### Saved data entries
•••
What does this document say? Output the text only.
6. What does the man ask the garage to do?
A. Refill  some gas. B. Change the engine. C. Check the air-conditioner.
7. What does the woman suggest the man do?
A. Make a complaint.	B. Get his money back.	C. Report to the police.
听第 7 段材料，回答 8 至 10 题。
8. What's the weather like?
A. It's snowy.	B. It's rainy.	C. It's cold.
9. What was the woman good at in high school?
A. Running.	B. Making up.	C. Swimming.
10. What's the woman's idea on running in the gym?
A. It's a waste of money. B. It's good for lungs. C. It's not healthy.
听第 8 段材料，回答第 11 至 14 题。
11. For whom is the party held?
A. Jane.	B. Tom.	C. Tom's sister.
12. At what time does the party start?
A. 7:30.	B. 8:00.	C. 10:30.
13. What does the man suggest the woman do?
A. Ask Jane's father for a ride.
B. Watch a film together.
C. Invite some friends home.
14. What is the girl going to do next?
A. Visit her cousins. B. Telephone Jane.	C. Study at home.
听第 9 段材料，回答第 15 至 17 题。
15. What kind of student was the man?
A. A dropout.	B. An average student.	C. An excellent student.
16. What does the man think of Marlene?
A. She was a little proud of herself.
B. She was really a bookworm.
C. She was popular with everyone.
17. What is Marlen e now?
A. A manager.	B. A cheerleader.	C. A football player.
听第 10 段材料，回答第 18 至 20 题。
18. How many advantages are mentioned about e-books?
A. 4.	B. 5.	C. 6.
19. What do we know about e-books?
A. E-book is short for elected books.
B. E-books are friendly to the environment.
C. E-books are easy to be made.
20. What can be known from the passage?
•••
### DIRECTIONS
Which lines contain "party"? Copy each of them out.

### WRITTEN RESPONSE
11. For whom is the party held?
12. At what time does the party start?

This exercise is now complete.